◆ Exercise directions ◆
Gather, from the listing beneath this task, every line holding the string "가정통신문".

◆ Data supplied ◆
-- Begin --

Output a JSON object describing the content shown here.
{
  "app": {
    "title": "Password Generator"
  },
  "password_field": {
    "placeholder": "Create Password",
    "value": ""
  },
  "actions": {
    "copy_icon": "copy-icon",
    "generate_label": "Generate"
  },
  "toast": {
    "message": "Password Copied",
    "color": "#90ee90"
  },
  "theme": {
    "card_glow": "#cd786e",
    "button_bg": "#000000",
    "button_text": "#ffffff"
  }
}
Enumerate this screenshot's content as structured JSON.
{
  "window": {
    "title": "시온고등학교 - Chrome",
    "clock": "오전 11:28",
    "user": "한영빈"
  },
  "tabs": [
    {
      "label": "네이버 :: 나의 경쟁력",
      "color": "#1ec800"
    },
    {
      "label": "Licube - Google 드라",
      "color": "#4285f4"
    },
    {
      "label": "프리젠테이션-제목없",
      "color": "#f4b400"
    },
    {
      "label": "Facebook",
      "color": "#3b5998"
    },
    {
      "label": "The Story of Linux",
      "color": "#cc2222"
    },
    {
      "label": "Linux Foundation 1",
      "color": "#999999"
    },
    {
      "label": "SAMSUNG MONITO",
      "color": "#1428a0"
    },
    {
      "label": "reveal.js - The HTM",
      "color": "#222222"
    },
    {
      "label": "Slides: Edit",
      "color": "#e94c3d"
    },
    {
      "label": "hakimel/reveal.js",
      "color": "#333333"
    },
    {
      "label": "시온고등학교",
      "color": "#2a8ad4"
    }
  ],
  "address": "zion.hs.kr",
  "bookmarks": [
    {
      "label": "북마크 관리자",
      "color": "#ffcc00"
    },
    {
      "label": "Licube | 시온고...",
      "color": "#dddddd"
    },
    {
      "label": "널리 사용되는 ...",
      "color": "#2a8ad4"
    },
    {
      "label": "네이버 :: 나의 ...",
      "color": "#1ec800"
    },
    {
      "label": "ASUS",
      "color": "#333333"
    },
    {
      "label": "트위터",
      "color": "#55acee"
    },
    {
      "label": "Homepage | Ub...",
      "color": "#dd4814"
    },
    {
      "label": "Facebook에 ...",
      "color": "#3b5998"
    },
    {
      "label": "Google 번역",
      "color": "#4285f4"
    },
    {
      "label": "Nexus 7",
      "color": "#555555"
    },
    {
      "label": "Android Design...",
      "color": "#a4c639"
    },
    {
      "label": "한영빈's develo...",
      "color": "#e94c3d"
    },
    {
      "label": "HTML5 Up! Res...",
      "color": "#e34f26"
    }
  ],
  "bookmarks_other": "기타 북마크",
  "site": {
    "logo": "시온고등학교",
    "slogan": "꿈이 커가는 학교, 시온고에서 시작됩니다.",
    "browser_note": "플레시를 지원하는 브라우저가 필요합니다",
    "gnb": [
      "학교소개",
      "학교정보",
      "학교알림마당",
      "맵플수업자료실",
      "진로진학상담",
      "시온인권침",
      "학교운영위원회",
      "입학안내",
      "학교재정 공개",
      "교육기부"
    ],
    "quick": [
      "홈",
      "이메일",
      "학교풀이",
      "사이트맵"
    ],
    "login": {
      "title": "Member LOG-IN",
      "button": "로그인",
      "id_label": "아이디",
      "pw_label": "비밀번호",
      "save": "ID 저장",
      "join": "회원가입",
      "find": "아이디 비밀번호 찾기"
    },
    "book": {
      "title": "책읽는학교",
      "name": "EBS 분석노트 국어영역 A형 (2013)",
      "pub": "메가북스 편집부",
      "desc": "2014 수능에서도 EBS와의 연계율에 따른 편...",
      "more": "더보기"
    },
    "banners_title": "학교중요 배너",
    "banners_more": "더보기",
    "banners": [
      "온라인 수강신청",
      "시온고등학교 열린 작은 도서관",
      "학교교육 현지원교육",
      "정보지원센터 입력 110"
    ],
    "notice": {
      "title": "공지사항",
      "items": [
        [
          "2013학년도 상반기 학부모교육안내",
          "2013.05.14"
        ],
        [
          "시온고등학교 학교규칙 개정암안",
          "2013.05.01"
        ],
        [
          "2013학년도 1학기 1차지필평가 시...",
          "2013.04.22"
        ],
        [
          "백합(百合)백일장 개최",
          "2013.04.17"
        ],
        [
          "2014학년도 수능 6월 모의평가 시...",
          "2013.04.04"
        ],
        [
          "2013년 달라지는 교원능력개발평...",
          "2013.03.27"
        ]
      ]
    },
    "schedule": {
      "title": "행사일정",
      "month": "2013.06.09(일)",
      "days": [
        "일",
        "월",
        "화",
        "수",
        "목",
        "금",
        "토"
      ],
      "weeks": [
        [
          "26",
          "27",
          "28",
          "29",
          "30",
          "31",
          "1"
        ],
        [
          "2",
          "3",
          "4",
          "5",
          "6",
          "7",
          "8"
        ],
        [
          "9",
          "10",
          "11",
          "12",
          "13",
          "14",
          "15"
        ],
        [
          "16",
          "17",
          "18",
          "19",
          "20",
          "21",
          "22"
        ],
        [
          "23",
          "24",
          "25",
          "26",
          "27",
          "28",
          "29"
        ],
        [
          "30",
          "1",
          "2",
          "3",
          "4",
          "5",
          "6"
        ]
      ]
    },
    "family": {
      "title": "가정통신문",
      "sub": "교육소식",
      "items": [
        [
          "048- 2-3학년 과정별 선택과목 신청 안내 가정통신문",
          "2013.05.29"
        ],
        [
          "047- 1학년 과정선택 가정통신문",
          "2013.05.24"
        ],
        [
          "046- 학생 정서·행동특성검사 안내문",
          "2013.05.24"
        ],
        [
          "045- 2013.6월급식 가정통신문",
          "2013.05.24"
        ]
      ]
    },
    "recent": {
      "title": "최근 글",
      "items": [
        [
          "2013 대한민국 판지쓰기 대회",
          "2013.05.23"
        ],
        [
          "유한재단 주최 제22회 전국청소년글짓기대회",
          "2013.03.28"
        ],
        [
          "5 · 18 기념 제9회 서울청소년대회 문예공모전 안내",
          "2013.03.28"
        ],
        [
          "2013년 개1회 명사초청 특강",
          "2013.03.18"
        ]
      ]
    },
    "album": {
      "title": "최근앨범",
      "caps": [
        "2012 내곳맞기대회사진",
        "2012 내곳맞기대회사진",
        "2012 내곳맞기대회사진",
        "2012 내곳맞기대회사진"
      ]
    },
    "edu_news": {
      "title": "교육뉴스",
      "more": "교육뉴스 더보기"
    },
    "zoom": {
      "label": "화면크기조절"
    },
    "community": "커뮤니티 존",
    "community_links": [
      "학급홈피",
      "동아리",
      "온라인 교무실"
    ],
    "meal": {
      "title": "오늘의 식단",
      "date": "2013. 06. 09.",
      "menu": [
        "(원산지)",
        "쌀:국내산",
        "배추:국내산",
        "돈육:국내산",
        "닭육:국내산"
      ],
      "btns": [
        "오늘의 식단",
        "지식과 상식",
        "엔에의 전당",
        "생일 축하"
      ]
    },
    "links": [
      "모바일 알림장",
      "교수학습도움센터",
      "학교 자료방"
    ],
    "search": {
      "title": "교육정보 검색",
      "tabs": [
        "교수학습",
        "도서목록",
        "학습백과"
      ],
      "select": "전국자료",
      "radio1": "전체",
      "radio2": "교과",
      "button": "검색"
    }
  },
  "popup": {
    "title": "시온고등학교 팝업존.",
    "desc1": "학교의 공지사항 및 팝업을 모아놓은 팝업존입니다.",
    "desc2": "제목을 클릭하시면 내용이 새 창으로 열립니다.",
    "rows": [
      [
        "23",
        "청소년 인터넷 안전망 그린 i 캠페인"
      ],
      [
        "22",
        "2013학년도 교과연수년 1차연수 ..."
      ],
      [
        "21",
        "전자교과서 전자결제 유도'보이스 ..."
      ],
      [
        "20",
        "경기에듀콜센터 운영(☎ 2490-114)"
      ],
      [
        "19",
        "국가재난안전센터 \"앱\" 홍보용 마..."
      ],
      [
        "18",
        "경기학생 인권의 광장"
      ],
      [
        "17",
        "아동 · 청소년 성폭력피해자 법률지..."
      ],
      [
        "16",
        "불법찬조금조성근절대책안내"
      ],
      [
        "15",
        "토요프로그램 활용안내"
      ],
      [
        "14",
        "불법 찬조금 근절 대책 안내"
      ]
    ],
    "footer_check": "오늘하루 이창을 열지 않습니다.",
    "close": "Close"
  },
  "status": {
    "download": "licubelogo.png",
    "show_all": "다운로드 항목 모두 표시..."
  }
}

-- End --

◆ Written response ◆
      "title": "가정통신문",
          "048- 2-3학년 과정별 선택과목 신청 안내 가정통신문",
          "047- 1학년 과정선택 가정통신문",
          "045- 2013.6월급식 가정통신문",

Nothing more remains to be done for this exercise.